### Text segment
Shashana Chittle’s work maps her attention in relationship to matter and consciousness. Information enters the body and leaves the body transformed. Scientific optical investigations are coupled with exercises in repetitive prayer, embedding sight itself with sublime spirituality. Shashana Chittle is an artist living and working in her hometown of Fremont, California. Her first solo show, titled Humaneyes, opens at Acuna Hansen Gallery in Los Angeles on March 15, 2008. Katie Herzog is an artist from the San Francisco Bay Area and is currently living and working in Los Angeles. Herzog’s recent exhibitions include Soft Philosophy at PawnShop Gallery and The Greatest Generation at Circus Gallery. The following interview was conducted via e-mail over a period of several weeks.

Stored entries
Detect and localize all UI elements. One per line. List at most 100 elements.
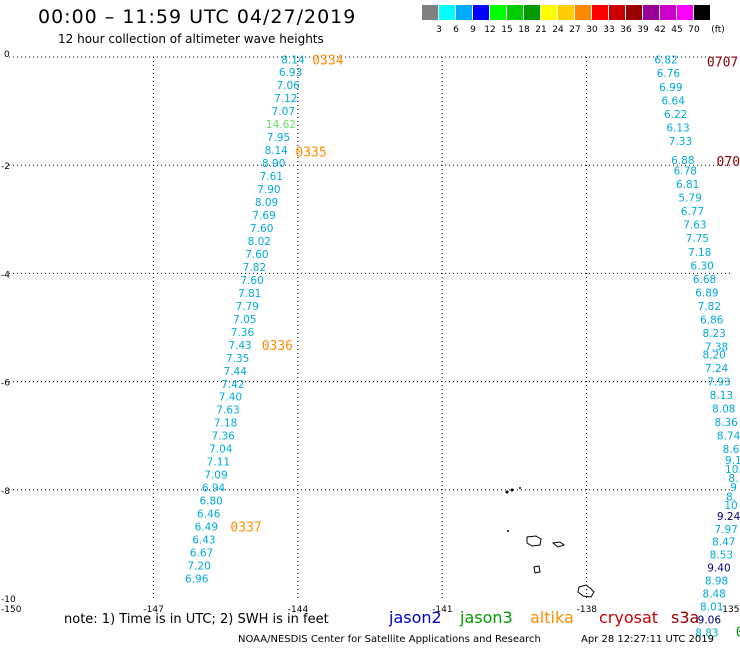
- island-lanai: [533, 565, 541, 574]
- wave-height-value: 6.46: [197, 509, 221, 521]
- legend-swatch: [677, 5, 693, 20]
- wave-height-value: 8.14: [264, 145, 288, 157]
- island-dot: [510, 488, 514, 492]
- x-tick-label: -141: [432, 605, 452, 615]
- satellite-tracks: 8.146.937.067.127.0714.627.958.148.907.6…: [185, 54, 740, 641]
- legend-label: 33: [603, 25, 615, 35]
- satellite-label-altika: altika: [530, 608, 574, 627]
- wave-height-value: 5.79: [678, 193, 701, 205]
- wave-height-value: 7.35: [226, 353, 249, 365]
- legend-swatch: [626, 5, 642, 20]
- credit-line: NOAA/NESDIS Center for Satellite Applica…: [238, 634, 541, 645]
- track-cryosat: 6.826.76 6.996.64 6.226.13 7.33 6.886.786.81…: [654, 55, 740, 640]
- x-tick-label: -135: [719, 605, 739, 615]
- hawaiian-islands-coastline: [505, 487, 595, 598]
- wave-height-value: 8.: [726, 491, 736, 503]
- x-tick-label: -147: [143, 605, 163, 615]
- map-title: 00:00 – 11:59 UTC 04/27/2019: [38, 6, 357, 28]
- legend-swatch: [541, 5, 557, 20]
- wave-height-value: 7.82: [243, 262, 266, 274]
- wave-height-value: 10: [724, 500, 737, 512]
- x-tick-label: -138: [577, 605, 598, 615]
- wave-height-value: 7.79: [236, 301, 259, 313]
- legend-unit: (ft): [711, 25, 725, 35]
- legend-label: 18: [518, 25, 530, 35]
- wave-height-value: 7.36: [231, 327, 255, 339]
- wave-height-value: 14.62: [266, 119, 296, 131]
- wave-height-value: 7.06: [276, 80, 300, 92]
- wave-height-value: 6.43: [192, 535, 215, 547]
- legend-swatch: [422, 5, 438, 20]
- track-altika: 8.146.937.067.127.0714.627.958.148.907.6…: [185, 54, 344, 586]
- wave-height-value: 6.93: [279, 67, 302, 79]
- map-subtitle: 12 hour collection of altimeter wave hei…: [58, 32, 324, 46]
- wave-height-value: 6.94: [202, 483, 226, 495]
- satellite-label-s3a: s3a: [671, 608, 700, 627]
- wave-height-value: 8.14: [281, 55, 305, 67]
- legend-swatch: [558, 5, 574, 20]
- wave-height-value: 7.63: [683, 220, 706, 232]
- wave-height-value: 7.44: [224, 366, 248, 378]
- y-tick-label: -10: [1, 595, 16, 605]
- wave-height-value: 8.74: [717, 431, 740, 443]
- wave-height-value: 7.82: [698, 301, 721, 313]
- wave-height-value: 6.82: [654, 55, 677, 67]
- wave-height-value: 7.36: [211, 431, 235, 443]
- legend-label: 3: [436, 25, 442, 35]
- wave-height-value: 8.13: [710, 390, 733, 402]
- island-dot: [519, 487, 521, 489]
- legend-label: 39: [637, 25, 649, 35]
- legend-label: 6: [453, 25, 459, 35]
- wave-height-value: 7.69: [252, 210, 275, 222]
- legend-swatch: [456, 5, 472, 20]
- y-tick-label: -2: [1, 162, 10, 172]
- island-dot: [507, 530, 509, 532]
- wave-height-value: 7.75: [686, 233, 709, 245]
- legend-swatch: [524, 5, 540, 20]
- wave-height-value: 7.18: [214, 418, 237, 430]
- island-oahu: [526, 535, 542, 547]
- wave-height-value: 7.60: [245, 249, 268, 261]
- wave-height-value: 7.97: [714, 524, 737, 536]
- legend-swatch: [507, 5, 523, 20]
- wave-height-value: 8.83: [695, 628, 718, 640]
- wave-height-value: 6.64: [662, 95, 686, 107]
- wave-height-value: 8.36: [714, 417, 738, 429]
- axis-tick-labels: -150 -147 -144 -141 -138 -135 0 -2 -4 -6 -8 -10: [1, 50, 739, 615]
- wave-height-value: 9.24: [717, 511, 740, 523]
- pass-time-label: 0706: [717, 155, 740, 170]
- wave-height-value: 7.61: [260, 171, 283, 183]
- wave-height-value: 7.42: [221, 379, 244, 391]
- pass-time-label: 0336: [262, 339, 293, 354]
- legend-label: 24: [552, 25, 564, 35]
- legend-swatch: [575, 5, 591, 20]
- pass-time-label: 0335: [295, 146, 326, 161]
- wave-height-value: 8.23: [702, 328, 725, 340]
- wave-height-value: 8.08: [712, 404, 735, 416]
- wave-height-value: 6.86: [700, 314, 724, 326]
- wave-height-value: 7.63: [216, 405, 239, 417]
- lat-lon-grid: [9, 56, 731, 598]
- legend-swatch: [490, 5, 506, 20]
- wave-height-value: 6.89: [695, 287, 718, 299]
- wave-height-value: 7.11: [207, 457, 230, 469]
- x-tick-label: -150: [1, 605, 22, 615]
- wave-height-value: 7.60: [250, 223, 273, 235]
- legend-swatch: [473, 5, 489, 20]
- wave-height-value: 6.68: [693, 274, 716, 286]
- wave-height-value: 8.02: [248, 236, 271, 248]
- wave-height-value: 7.24: [705, 363, 729, 375]
- wave-height-value: 6.13: [666, 122, 689, 134]
- legend-label: 36: [620, 25, 632, 35]
- generated-timestamp: Apr 28 12:27:11 UTC 2019: [581, 634, 714, 645]
- legend-swatch: [660, 5, 676, 20]
- wave-height-value: 9: [730, 482, 737, 494]
- legend-swatch: [439, 5, 455, 20]
- satellite-label-jason3: jason3: [460, 608, 513, 627]
- pass-time-label: 0334: [312, 54, 343, 69]
- wave-height-value: 7.05: [233, 314, 256, 326]
- legend-label: 30: [586, 25, 598, 35]
- wave-height-value: 8.: [728, 473, 738, 485]
- wave-height-value: 7.20: [187, 561, 210, 573]
- satellite-label-cryosat: cryosat: [599, 608, 659, 627]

### Problems to work on
1) Tally the lines of the records that contain the string "tick", treating uppercase and lowercase as different. Give only the number.
2) Extend the introduction to Shashana Chittle's art, picking up right after its final sentence.

### Results for the exercise
1) 8

2)
Color Coded Mental Counting Structure Made of Pyramids with a Base of 5, 2006. 8.5 × 11 in, Pencil and pen on graph paper
Katie Herzog: Over the summer you saw an influential exhibition at the Asian Art Museum in San Francisco titled Telling Tales: Illustrated Storytelling Scrolls. I received an e-mail from you back in July, in response to the show, in which you wrote: “Scrolls are sort of like light; how it’s a wave and a particle at once because they hold their information all at once, and at times may be viewed like a painting, or a particle, all at once. But the content is only accessible through movement and allowing the attention to flow, like a wave, like life, like light!” Your artistic practice is often informed by your yoga practice, and I know that you have also been involved with dance. How does movement figure into your practice?
Shashana Chittle: I have this feeling that everything I need to know about being alive is available to me through my body. Observing the limits of the body and the talents of the body, and manipulating the body through movement, I notice the patterns in my mind are inseparable from the body. Interlocking circles made by rolling the eyes in their sockets, the tongue around the mouth, the head on the neck, the arms in the shoulder joints, et cetera… creating symmetry in the body balances the energy that moves through the body, including the mind… Drawing is a dance of energy translated onto the page; we can draw that which is felt. There is a gap between what is felt and what is known by the mind. In movement, instinct is more valuable than thought.
KH: What are the number games you play and illustrate in your work?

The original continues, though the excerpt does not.